__What is needed__. Check each line of the data for "GPCC" and select those that have it.

** start Items **

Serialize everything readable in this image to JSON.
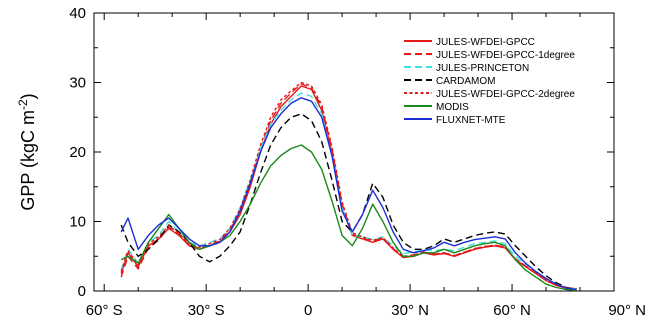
{
  "chart_data": {
    "type": "line",
    "title": "",
    "xlabel": "",
    "ylabel": "GPP (kgC m",
    "ylabel_sup": "-2",
    "ylabel_close": ")",
    "xlim": [
      -63,
      90
    ],
    "ylim": [
      0,
      40
    ],
    "x_ticks": [
      {
        "value": -60,
        "label": "60° S"
      },
      {
        "value": -30,
        "label": "30° S"
      },
      {
        "value": 0,
        "label": "0"
      },
      {
        "value": 30,
        "label": "30° N"
      },
      {
        "value": 60,
        "label": "60° N"
      },
      {
        "value": 90,
        "label": "90° N"
      }
    ],
    "y_ticks": [
      {
        "value": 0,
        "label": "0"
      },
      {
        "value": 10,
        "label": "10"
      },
      {
        "value": 20,
        "label": "20"
      },
      {
        "value": 30,
        "label": "30"
      },
      {
        "value": 40,
        "label": "40"
      }
    ],
    "grid": false,
    "legend_position": "top-right",
    "series": [
      {
        "name": "JULES-WFDEI-GPCC",
        "color": "#e31a1c",
        "dash": "solid",
        "x": [
          -55,
          -53,
          -50,
          -47,
          -44,
          -41,
          -38,
          -35,
          -32,
          -29,
          -26,
          -23,
          -20,
          -17,
          -14,
          -11,
          -8,
          -5,
          -2,
          1,
          4,
          7,
          10,
          13,
          16,
          19,
          22,
          25,
          28,
          31,
          34,
          37,
          40,
          43,
          46,
          49,
          52,
          55,
          58,
          61,
          64,
          67,
          70,
          73,
          76,
          79
        ],
        "y": [
          2.5,
          5.5,
          3.5,
          6.5,
          7.5,
          9,
          8,
          6.5,
          6,
          6.5,
          7,
          8.5,
          11,
          15,
          20,
          24,
          26.5,
          28,
          29.5,
          29,
          26,
          20,
          12,
          8,
          7.5,
          7,
          7.5,
          6,
          4.8,
          5,
          5.5,
          5.2,
          5.4,
          5,
          5.5,
          6,
          6.3,
          6.5,
          6.2,
          4.5,
          3.5,
          2.5,
          1.5,
          0.8,
          0.4,
          0.3
        ]
      },
      {
        "name": "JULES-WFDEI-GPCC-1degree",
        "color": "#e31a1c",
        "dash": "long",
        "x": [
          -55,
          -53,
          -50,
          -47,
          -44,
          -41,
          -38,
          -35,
          -32,
          -29,
          -26,
          -23,
          -20,
          -17,
          -14,
          -11,
          -8,
          -5,
          -2,
          1,
          4,
          7,
          10,
          13,
          16,
          19,
          22,
          25,
          28,
          31,
          34,
          37,
          40,
          43,
          46,
          49,
          52,
          55,
          58,
          61,
          64,
          67,
          70,
          73,
          76,
          79
        ],
        "y": [
          2,
          5,
          3.2,
          6.2,
          7.3,
          9.2,
          8.2,
          6.6,
          6.1,
          6.6,
          7.2,
          8.8,
          11.5,
          15.5,
          20.5,
          24.5,
          27,
          28.5,
          29.8,
          29.2,
          26.5,
          20.5,
          12.5,
          8.2,
          7.6,
          7.2,
          7.6,
          6.1,
          5,
          5.2,
          5.6,
          5.3,
          5.5,
          5.1,
          5.6,
          6.1,
          6.4,
          6.6,
          6.3,
          4.6,
          3.6,
          2.6,
          1.6,
          0.9,
          0.5,
          0.3
        ]
      },
      {
        "name": "JULES-PRINCETON",
        "color": "#40e0e0",
        "dash": "long",
        "x": [
          -55,
          -53,
          -50,
          -47,
          -44,
          -41,
          -38,
          -35,
          -32,
          -29,
          -26,
          -23,
          -20,
          -17,
          -14,
          -11,
          -8,
          -5,
          -2,
          1,
          4,
          7,
          10,
          13,
          16,
          19,
          22,
          25,
          28,
          31,
          34,
          37,
          40,
          43,
          46,
          49,
          52,
          55,
          58,
          61,
          64,
          67,
          70,
          73,
          76,
          79
        ],
        "y": [
          3,
          6,
          4,
          7,
          8,
          10,
          8.5,
          7,
          6.5,
          7,
          7.5,
          9,
          12,
          16,
          20.5,
          24,
          26,
          27.5,
          28.5,
          28,
          25.5,
          19.5,
          12,
          8,
          7.8,
          7.4,
          7.8,
          6.5,
          5.4,
          5.6,
          6,
          5.8,
          6,
          5.8,
          6.3,
          6.8,
          7,
          7.2,
          6.8,
          5,
          3.8,
          2.8,
          1.8,
          1,
          0.5,
          0.3
        ]
      },
      {
        "name": "CARDAMOM",
        "color": "#000000",
        "dash": "long",
        "x": [
          -55,
          -53,
          -50,
          -47,
          -44,
          -41,
          -38,
          -35,
          -32,
          -29,
          -26,
          -23,
          -20,
          -17,
          -14,
          -11,
          -8,
          -5,
          -2,
          1,
          4,
          7,
          10,
          13,
          16,
          19,
          22,
          25,
          28,
          31,
          34,
          37,
          40,
          43,
          46,
          49,
          52,
          55,
          58,
          61,
          64,
          67,
          70,
          73,
          76,
          79
        ],
        "y": [
          9.5,
          7,
          5,
          6,
          7.5,
          9.5,
          8.5,
          7,
          5,
          4.2,
          5,
          6.5,
          8.5,
          12.5,
          17,
          21,
          23.5,
          25,
          25.5,
          24.5,
          21.5,
          16,
          10,
          8.5,
          11,
          15.5,
          13.5,
          9.5,
          7,
          6,
          6,
          6.5,
          7.5,
          7,
          7.5,
          8,
          8.3,
          8.5,
          8.2,
          6.5,
          5,
          3.5,
          2.2,
          1.2,
          0.5,
          0.2
        ]
      },
      {
        "name": "JULES-WFDEI-GPCC-2degree",
        "color": "#e31a1c",
        "dash": "dotted",
        "x": [
          -55,
          -53,
          -50,
          -47,
          -44,
          -41,
          -38,
          -35,
          -32,
          -29,
          -26,
          -23,
          -20,
          -17,
          -14,
          -11,
          -8,
          -5,
          -2,
          1,
          4,
          7,
          10,
          13,
          16,
          19,
          22,
          25,
          28,
          31,
          34,
          37,
          40,
          43,
          46,
          49,
          52,
          55,
          58,
          61,
          64,
          67,
          70,
          73,
          76,
          79
        ],
        "y": [
          2.8,
          5.8,
          3.8,
          6.8,
          7.8,
          9.4,
          8.3,
          6.8,
          6.3,
          6.8,
          7.4,
          9,
          11.8,
          16,
          21,
          25,
          27.5,
          28.8,
          30,
          29.5,
          26.8,
          20.8,
          12.8,
          8.4,
          7.8,
          7.3,
          7.7,
          6.2,
          5,
          5.1,
          5.6,
          5.3,
          5.5,
          5.1,
          5.6,
          6.1,
          6.4,
          6.6,
          6.3,
          4.6,
          3.6,
          2.6,
          1.6,
          0.9,
          0.5,
          0.3
        ]
      },
      {
        "name": "MODIS",
        "color": "#1a8a1a",
        "dash": "solid",
        "x": [
          -55,
          -53,
          -50,
          -47,
          -44,
          -41,
          -38,
          -35,
          -32,
          -29,
          -26,
          -23,
          -20,
          -17,
          -14,
          -11,
          -8,
          -5,
          -2,
          1,
          4,
          7,
          10,
          13,
          16,
          19,
          22,
          25,
          28,
          31,
          34,
          37,
          40,
          43,
          46,
          49,
          52,
          55,
          58,
          61,
          64,
          67,
          70,
          73,
          76,
          79
        ],
        "y": [
          4.5,
          5,
          4,
          7,
          9,
          11,
          9,
          7,
          6,
          6.5,
          7,
          8,
          10,
          12.5,
          15.5,
          18,
          19.5,
          20.5,
          21,
          20,
          17.5,
          13,
          8,
          6.5,
          9,
          12.5,
          10,
          7,
          5,
          5,
          5.5,
          5.5,
          6,
          5.5,
          6,
          6.5,
          6.8,
          7,
          6.5,
          4.5,
          3,
          2,
          1,
          0.5,
          0.2,
          0.1
        ]
      },
      {
        "name": "FLUXNET-MTE",
        "color": "#1c2fd6",
        "dash": "solid",
        "x": [
          -55,
          -53,
          -50,
          -47,
          -44,
          -41,
          -38,
          -35,
          -32,
          -29,
          -26,
          -23,
          -20,
          -17,
          -14,
          -11,
          -8,
          -5,
          -2,
          1,
          4,
          7,
          10,
          13,
          16,
          19,
          22,
          25,
          28,
          31,
          34,
          37,
          40,
          43,
          46,
          49,
          52,
          55,
          58,
          61,
          64,
          67,
          70,
          73,
          76,
          79
        ],
        "y": [
          8.5,
          10.5,
          6,
          8,
          9.5,
          10.5,
          9,
          7.5,
          6.5,
          6.5,
          7,
          8.5,
          11.5,
          15.5,
          20,
          23.5,
          25.5,
          27,
          27.8,
          27.3,
          25,
          19.5,
          11.5,
          8.5,
          11,
          14.5,
          12,
          8.5,
          6,
          5.5,
          5.8,
          6.2,
          7,
          6.5,
          7,
          7.4,
          7.6,
          7.8,
          7.5,
          5.5,
          4,
          2.8,
          1.8,
          1,
          0.4,
          0.2
        ]
      }
    ]
  }
}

** end Items **

__Output for this exercise__.
        "name": "JULES-WFDEI-GPCC",
        "name": "JULES-WFDEI-GPCC-1degree",
        "name": "JULES-WFDEI-GPCC-2degree",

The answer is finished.